→ Records for processing:

## start

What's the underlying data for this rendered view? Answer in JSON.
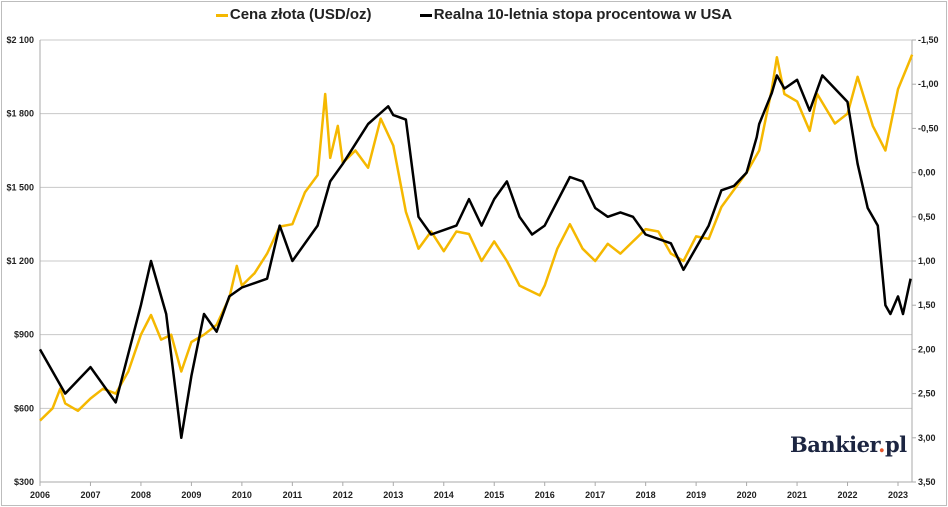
{
  "chart_data": {
    "type": "line",
    "title": "",
    "legend_position": "top",
    "legend": [
      "Cena złota (USD/oz)",
      "Realna 10-letnia stopa procentowa w USA"
    ],
    "x_ticks": [
      "2006",
      "2007",
      "2008",
      "2009",
      "2010",
      "2011",
      "2012",
      "2013",
      "2014",
      "2015",
      "2016",
      "2017",
      "2018",
      "2019",
      "2020",
      "2021",
      "2022",
      "2023"
    ],
    "xlim": [
      2006,
      2023.3
    ],
    "y_left": {
      "ticks": [
        "$300",
        "$600",
        "$900",
        "$1 200",
        "$1 500",
        "$1 800",
        "$2 100"
      ],
      "lim": [
        300,
        2100
      ]
    },
    "y_right": {
      "ticks": [
        "-1,50",
        "-1,00",
        "-0,50",
        "0,00",
        "0,50",
        "1,00",
        "1,50",
        "2,00",
        "2,50",
        "3,00",
        "3,50"
      ],
      "lim": [
        -1.5,
        3.5
      ],
      "inverted": true
    },
    "grid": true,
    "series": [
      {
        "name": "Cena złota (USD/oz)",
        "axis": "left",
        "color": "#f5b800",
        "points": [
          [
            2006.0,
            550
          ],
          [
            2006.25,
            600
          ],
          [
            2006.4,
            680
          ],
          [
            2006.5,
            620
          ],
          [
            2006.75,
            590
          ],
          [
            2007.0,
            640
          ],
          [
            2007.25,
            680
          ],
          [
            2007.5,
            660
          ],
          [
            2007.75,
            750
          ],
          [
            2008.0,
            900
          ],
          [
            2008.2,
            980
          ],
          [
            2008.4,
            880
          ],
          [
            2008.6,
            900
          ],
          [
            2008.8,
            750
          ],
          [
            2009.0,
            870
          ],
          [
            2009.25,
            900
          ],
          [
            2009.5,
            940
          ],
          [
            2009.75,
            1050
          ],
          [
            2009.9,
            1180
          ],
          [
            2010.0,
            1100
          ],
          [
            2010.25,
            1150
          ],
          [
            2010.5,
            1230
          ],
          [
            2010.75,
            1340
          ],
          [
            2011.0,
            1350
          ],
          [
            2011.25,
            1480
          ],
          [
            2011.5,
            1550
          ],
          [
            2011.65,
            1880
          ],
          [
            2011.75,
            1620
          ],
          [
            2011.9,
            1750
          ],
          [
            2012.0,
            1600
          ],
          [
            2012.25,
            1650
          ],
          [
            2012.5,
            1580
          ],
          [
            2012.75,
            1780
          ],
          [
            2013.0,
            1670
          ],
          [
            2013.25,
            1400
          ],
          [
            2013.5,
            1250
          ],
          [
            2013.75,
            1320
          ],
          [
            2014.0,
            1240
          ],
          [
            2014.25,
            1320
          ],
          [
            2014.5,
            1310
          ],
          [
            2014.75,
            1200
          ],
          [
            2015.0,
            1280
          ],
          [
            2015.25,
            1200
          ],
          [
            2015.5,
            1100
          ],
          [
            2015.9,
            1060
          ],
          [
            2016.0,
            1100
          ],
          [
            2016.25,
            1250
          ],
          [
            2016.5,
            1350
          ],
          [
            2016.75,
            1250
          ],
          [
            2017.0,
            1200
          ],
          [
            2017.25,
            1270
          ],
          [
            2017.5,
            1230
          ],
          [
            2017.75,
            1280
          ],
          [
            2018.0,
            1330
          ],
          [
            2018.25,
            1320
          ],
          [
            2018.5,
            1230
          ],
          [
            2018.75,
            1200
          ],
          [
            2019.0,
            1300
          ],
          [
            2019.25,
            1290
          ],
          [
            2019.5,
            1420
          ],
          [
            2019.75,
            1490
          ],
          [
            2020.0,
            1560
          ],
          [
            2020.25,
            1650
          ],
          [
            2020.5,
            1900
          ],
          [
            2020.6,
            2030
          ],
          [
            2020.75,
            1880
          ],
          [
            2021.0,
            1850
          ],
          [
            2021.25,
            1730
          ],
          [
            2021.4,
            1880
          ],
          [
            2021.75,
            1760
          ],
          [
            2022.0,
            1800
          ],
          [
            2022.2,
            1950
          ],
          [
            2022.5,
            1750
          ],
          [
            2022.75,
            1650
          ],
          [
            2023.0,
            1900
          ],
          [
            2023.2,
            2000
          ],
          [
            2023.28,
            2040
          ]
        ]
      },
      {
        "name": "Realna 10-letnia stopa procentowa w USA",
        "axis": "right",
        "color": "#000000",
        "points": [
          [
            2006.0,
            2.0
          ],
          [
            2006.5,
            2.5
          ],
          [
            2007.0,
            2.2
          ],
          [
            2007.5,
            2.6
          ],
          [
            2008.0,
            1.5
          ],
          [
            2008.2,
            1.0
          ],
          [
            2008.5,
            1.6
          ],
          [
            2008.8,
            3.0
          ],
          [
            2009.0,
            2.3
          ],
          [
            2009.25,
            1.6
          ],
          [
            2009.5,
            1.8
          ],
          [
            2009.75,
            1.4
          ],
          [
            2010.0,
            1.3
          ],
          [
            2010.5,
            1.2
          ],
          [
            2010.75,
            0.6
          ],
          [
            2011.0,
            1.0
          ],
          [
            2011.5,
            0.6
          ],
          [
            2011.75,
            0.1
          ],
          [
            2012.0,
            -0.1
          ],
          [
            2012.5,
            -0.55
          ],
          [
            2012.9,
            -0.75
          ],
          [
            2013.0,
            -0.65
          ],
          [
            2013.25,
            -0.6
          ],
          [
            2013.5,
            0.5
          ],
          [
            2013.75,
            0.7
          ],
          [
            2014.0,
            0.65
          ],
          [
            2014.25,
            0.6
          ],
          [
            2014.5,
            0.3
          ],
          [
            2014.75,
            0.6
          ],
          [
            2015.0,
            0.3
          ],
          [
            2015.25,
            0.1
          ],
          [
            2015.5,
            0.5
          ],
          [
            2015.75,
            0.7
          ],
          [
            2016.0,
            0.6
          ],
          [
            2016.5,
            0.05
          ],
          [
            2016.75,
            0.1
          ],
          [
            2017.0,
            0.4
          ],
          [
            2017.25,
            0.5
          ],
          [
            2017.5,
            0.45
          ],
          [
            2017.75,
            0.5
          ],
          [
            2018.0,
            0.7
          ],
          [
            2018.5,
            0.8
          ],
          [
            2018.75,
            1.1
          ],
          [
            2019.0,
            0.85
          ],
          [
            2019.25,
            0.6
          ],
          [
            2019.5,
            0.2
          ],
          [
            2019.75,
            0.15
          ],
          [
            2020.0,
            0.0
          ],
          [
            2020.2,
            -0.4
          ],
          [
            2020.25,
            -0.55
          ],
          [
            2020.5,
            -0.9
          ],
          [
            2020.6,
            -1.1
          ],
          [
            2020.75,
            -0.95
          ],
          [
            2021.0,
            -1.05
          ],
          [
            2021.25,
            -0.7
          ],
          [
            2021.5,
            -1.1
          ],
          [
            2021.75,
            -0.95
          ],
          [
            2022.0,
            -0.8
          ],
          [
            2022.2,
            -0.1
          ],
          [
            2022.4,
            0.4
          ],
          [
            2022.6,
            0.6
          ],
          [
            2022.75,
            1.5
          ],
          [
            2022.85,
            1.6
          ],
          [
            2023.0,
            1.4
          ],
          [
            2023.1,
            1.6
          ],
          [
            2023.25,
            1.2
          ]
        ]
      }
    ]
  },
  "logo": {
    "main": "Bankier",
    "dot": ".",
    "suffix": "pl"
  }
}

## end

→ The exercise: List every line from the entries above in which "letnia" appears.

→ Expected answer:
      "Realna 10-letnia stopa procentowa w USA"
        "name": "Realna 10-letnia stopa procentowa w USA",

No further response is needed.